**Short task**
Copy all of the material word for word, except for the pictures.

**Dataset excerpts**
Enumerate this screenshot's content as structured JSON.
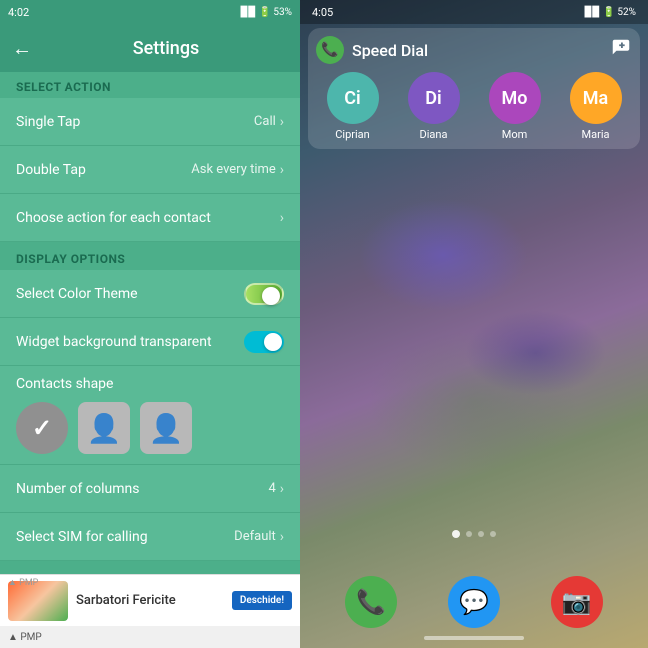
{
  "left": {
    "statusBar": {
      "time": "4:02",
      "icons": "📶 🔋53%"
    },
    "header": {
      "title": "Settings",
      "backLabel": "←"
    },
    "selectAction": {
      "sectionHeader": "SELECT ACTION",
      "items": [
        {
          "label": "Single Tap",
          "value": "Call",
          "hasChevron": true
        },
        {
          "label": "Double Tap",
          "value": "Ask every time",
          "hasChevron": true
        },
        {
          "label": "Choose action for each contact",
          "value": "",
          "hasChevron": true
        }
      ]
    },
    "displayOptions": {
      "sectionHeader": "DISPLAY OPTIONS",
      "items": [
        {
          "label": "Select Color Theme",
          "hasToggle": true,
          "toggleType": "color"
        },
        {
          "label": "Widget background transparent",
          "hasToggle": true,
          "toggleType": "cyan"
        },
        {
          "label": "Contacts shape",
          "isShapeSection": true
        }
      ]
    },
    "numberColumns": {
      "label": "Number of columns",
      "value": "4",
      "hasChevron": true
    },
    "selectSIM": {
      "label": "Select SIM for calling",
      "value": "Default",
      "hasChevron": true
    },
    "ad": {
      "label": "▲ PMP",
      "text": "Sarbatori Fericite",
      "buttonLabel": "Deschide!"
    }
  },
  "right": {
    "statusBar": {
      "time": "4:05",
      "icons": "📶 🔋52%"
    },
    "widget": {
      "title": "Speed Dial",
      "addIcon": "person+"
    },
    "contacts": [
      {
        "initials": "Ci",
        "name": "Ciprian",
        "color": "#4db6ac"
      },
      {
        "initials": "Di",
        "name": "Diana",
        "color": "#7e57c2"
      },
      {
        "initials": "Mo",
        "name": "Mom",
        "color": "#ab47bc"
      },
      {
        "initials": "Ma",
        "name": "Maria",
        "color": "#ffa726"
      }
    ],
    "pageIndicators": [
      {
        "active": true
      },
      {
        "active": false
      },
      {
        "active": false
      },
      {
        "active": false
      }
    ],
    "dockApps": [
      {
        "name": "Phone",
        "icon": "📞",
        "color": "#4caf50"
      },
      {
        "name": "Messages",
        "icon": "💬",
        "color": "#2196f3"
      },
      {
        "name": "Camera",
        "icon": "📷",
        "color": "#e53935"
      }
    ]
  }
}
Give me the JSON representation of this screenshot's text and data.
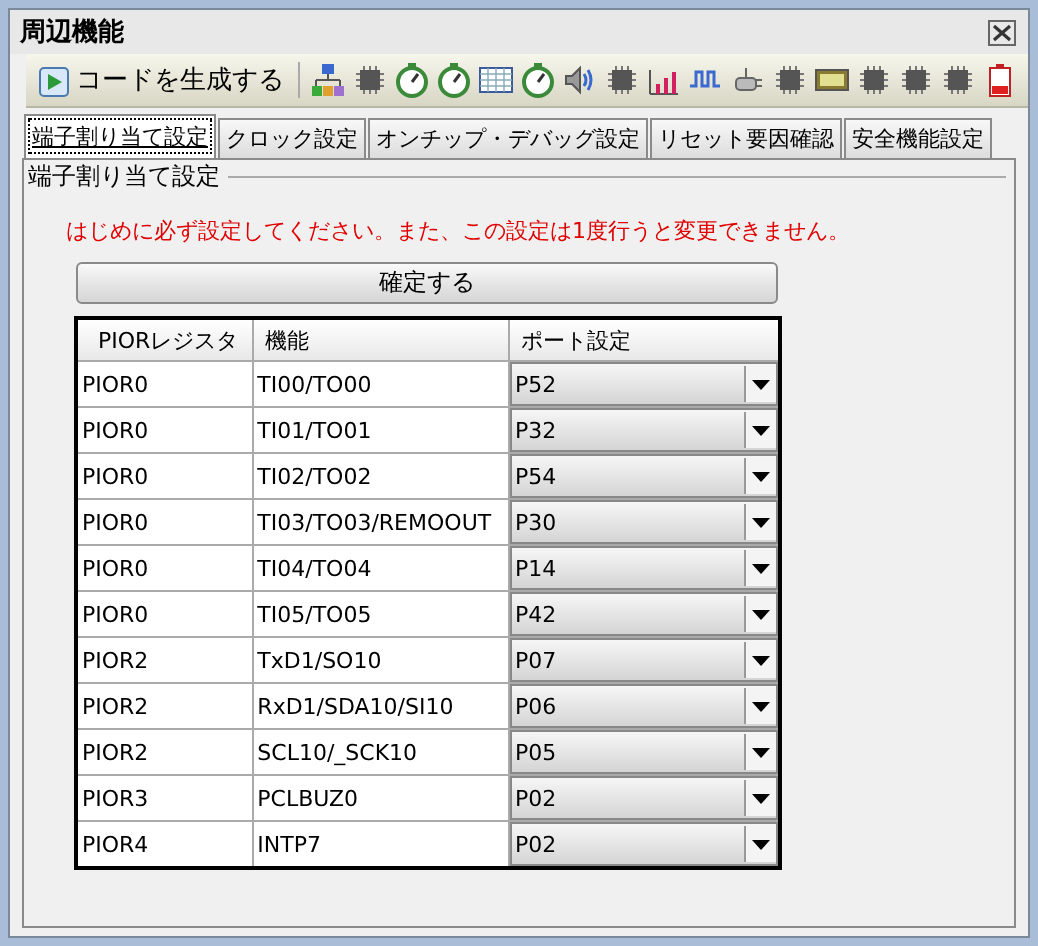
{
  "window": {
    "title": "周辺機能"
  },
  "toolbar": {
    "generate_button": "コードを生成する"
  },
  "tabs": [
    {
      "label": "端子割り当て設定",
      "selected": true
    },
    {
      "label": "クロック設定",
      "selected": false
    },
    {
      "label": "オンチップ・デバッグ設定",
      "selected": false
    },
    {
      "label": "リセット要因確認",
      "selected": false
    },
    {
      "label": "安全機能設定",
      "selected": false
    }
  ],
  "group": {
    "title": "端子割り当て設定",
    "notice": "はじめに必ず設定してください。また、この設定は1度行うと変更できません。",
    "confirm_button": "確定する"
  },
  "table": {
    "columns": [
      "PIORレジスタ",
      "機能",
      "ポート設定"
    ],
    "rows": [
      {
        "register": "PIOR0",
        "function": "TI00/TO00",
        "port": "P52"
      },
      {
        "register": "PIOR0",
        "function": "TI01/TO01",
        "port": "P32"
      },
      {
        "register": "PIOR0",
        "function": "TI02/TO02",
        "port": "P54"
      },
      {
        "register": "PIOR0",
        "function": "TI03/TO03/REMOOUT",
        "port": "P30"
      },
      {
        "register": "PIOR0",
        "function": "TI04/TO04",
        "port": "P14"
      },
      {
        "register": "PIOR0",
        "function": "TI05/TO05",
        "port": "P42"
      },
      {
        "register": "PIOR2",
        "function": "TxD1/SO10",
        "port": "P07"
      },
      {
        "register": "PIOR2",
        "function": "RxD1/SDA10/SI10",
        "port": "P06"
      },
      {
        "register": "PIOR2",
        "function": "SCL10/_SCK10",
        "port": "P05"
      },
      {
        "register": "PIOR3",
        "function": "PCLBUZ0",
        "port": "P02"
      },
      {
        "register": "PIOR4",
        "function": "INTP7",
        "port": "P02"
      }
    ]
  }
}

**Result for this task**
Enumerate this screenshot's content as structured JSON.
{
  "left": {
    "statusBar": {
      "time": "4:02",
      "icons": "📶 🔋53%"
    },
    "header": {
      "title": "Settings",
      "backLabel": "←"
    },
    "selectAction": {
      "sectionHeader": "SELECT ACTION",
      "items": [
        {
          "label": "Single Tap",
          "value": "Call",
          "hasChevron": true
        },
        {
          "label": "Double Tap",
          "value": "Ask every time",
          "hasChevron": true
        },
        {
          "label": "Choose action for each contact",
          "value": "",
          "hasChevron": true
        }
      ]
    },
    "displayOptions": {
      "sectionHeader": "DISPLAY OPTIONS",
      "items": [
        {
          "label": "Select Color Theme",
          "hasToggle": true,
          "toggleType": "color"
        },
        {
          "label": "Widget background transparent",
          "hasToggle": true,
          "toggleType": "cyan"
        },
        {
          "label": "Contacts shape",
          "isShapeSection": true
        }
      ]
    },
    "numberColumns": {
      "label": "Number of columns",
      "value": "4",
      "hasChevron": true
    },
    "selectSIM": {
      "label": "Select SIM for calling",
      "value": "Default",
      "hasChevron": true
    },
    "ad": {
      "label": "▲ PMP",
      "text": "Sarbatori Fericite",
      "buttonLabel": "Deschide!"
    }
  },
  "right": {
    "statusBar": {
      "time": "4:05",
      "icons": "📶 🔋52%"
    },
    "widget": {
      "title": "Speed Dial",
      "addIcon": "person+"
    },
    "contacts": [
      {
        "initials": "Ci",
        "name": "Ciprian",
        "color": "#4db6ac"
      },
      {
        "initials": "Di",
        "name": "Diana",
        "color": "#7e57c2"
      },
      {
        "initials": "Mo",
        "name": "Mom",
        "color": "#ab47bc"
      },
      {
        "initials": "Ma",
        "name": "Maria",
        "color": "#ffa726"
      }
    ],
    "pageIndicators": [
      {
        "active": true
      },
      {
        "active": false
      },
      {
        "active": false
      },
      {
        "active": false
      }
    ],
    "dockApps": [
      {
        "name": "Phone",
        "icon": "📞",
        "color": "#4caf50"
      },
      {
        "name": "Messages",
        "icon": "💬",
        "color": "#2196f3"
      },
      {
        "name": "Camera",
        "icon": "📷",
        "color": "#e53935"
      }
    ]
  }
}
Give me the JSON representation of this screenshot's text and data.
{
  "window": {
    "title": "周辺機能"
  },
  "toolbar": {
    "generate_button": "コードを生成する"
  },
  "tabs": [
    {
      "label": "端子割り当て設定",
      "selected": true
    },
    {
      "label": "クロック設定",
      "selected": false
    },
    {
      "label": "オンチップ・デバッグ設定",
      "selected": false
    },
    {
      "label": "リセット要因確認",
      "selected": false
    },
    {
      "label": "安全機能設定",
      "selected": false
    }
  ],
  "group": {
    "title": "端子割り当て設定",
    "notice": "はじめに必ず設定してください。また、この設定は1度行うと変更できません。",
    "confirm_button": "確定する"
  },
  "table": {
    "columns": [
      "PIORレジスタ",
      "機能",
      "ポート設定"
    ],
    "rows": [
      {
        "register": "PIOR0",
        "function": "TI00/TO00",
        "port": "P52"
      },
      {
        "register": "PIOR0",
        "function": "TI01/TO01",
        "port": "P32"
      },
      {
        "register": "PIOR0",
        "function": "TI02/TO02",
        "port": "P54"
      },
      {
        "register": "PIOR0",
        "function": "TI03/TO03/REMOOUT",
        "port": "P30"
      },
      {
        "register": "PIOR0",
        "function": "TI04/TO04",
        "port": "P14"
      },
      {
        "register": "PIOR0",
        "function": "TI05/TO05",
        "port": "P42"
      },
      {
        "register": "PIOR2",
        "function": "TxD1/SO10",
        "port": "P07"
      },
      {
        "register": "PIOR2",
        "function": "RxD1/SDA10/SI10",
        "port": "P06"
      },
      {
        "register": "PIOR2",
        "function": "SCL10/_SCK10",
        "port": "P05"
      },
      {
        "register": "PIOR3",
        "function": "PCLBUZ0",
        "port": "P02"
      },
      {
        "register": "PIOR4",
        "function": "INTP7",
        "port": "P02"
      }
    ]
  }
}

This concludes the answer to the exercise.